[Stored data]
▽

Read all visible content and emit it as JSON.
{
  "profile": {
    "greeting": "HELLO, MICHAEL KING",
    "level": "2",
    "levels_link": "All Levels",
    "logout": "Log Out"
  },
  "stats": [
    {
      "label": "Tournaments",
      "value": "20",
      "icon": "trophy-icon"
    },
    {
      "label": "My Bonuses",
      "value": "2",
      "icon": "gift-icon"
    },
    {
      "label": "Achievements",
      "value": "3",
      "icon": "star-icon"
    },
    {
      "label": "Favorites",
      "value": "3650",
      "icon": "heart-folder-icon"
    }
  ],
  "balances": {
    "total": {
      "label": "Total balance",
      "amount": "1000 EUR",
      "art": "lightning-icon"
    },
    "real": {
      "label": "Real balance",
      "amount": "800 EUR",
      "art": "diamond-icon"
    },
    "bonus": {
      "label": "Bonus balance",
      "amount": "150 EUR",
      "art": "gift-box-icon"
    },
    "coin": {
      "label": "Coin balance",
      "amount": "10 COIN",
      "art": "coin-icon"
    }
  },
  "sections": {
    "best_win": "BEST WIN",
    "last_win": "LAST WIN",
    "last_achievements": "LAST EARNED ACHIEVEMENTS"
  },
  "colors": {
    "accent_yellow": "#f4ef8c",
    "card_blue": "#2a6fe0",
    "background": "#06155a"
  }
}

△

§ **REQUIRED WORK**
Say how many lines in this listing hold the string "LAST", giving the count and nothing more.

§ **THE REPLY**
2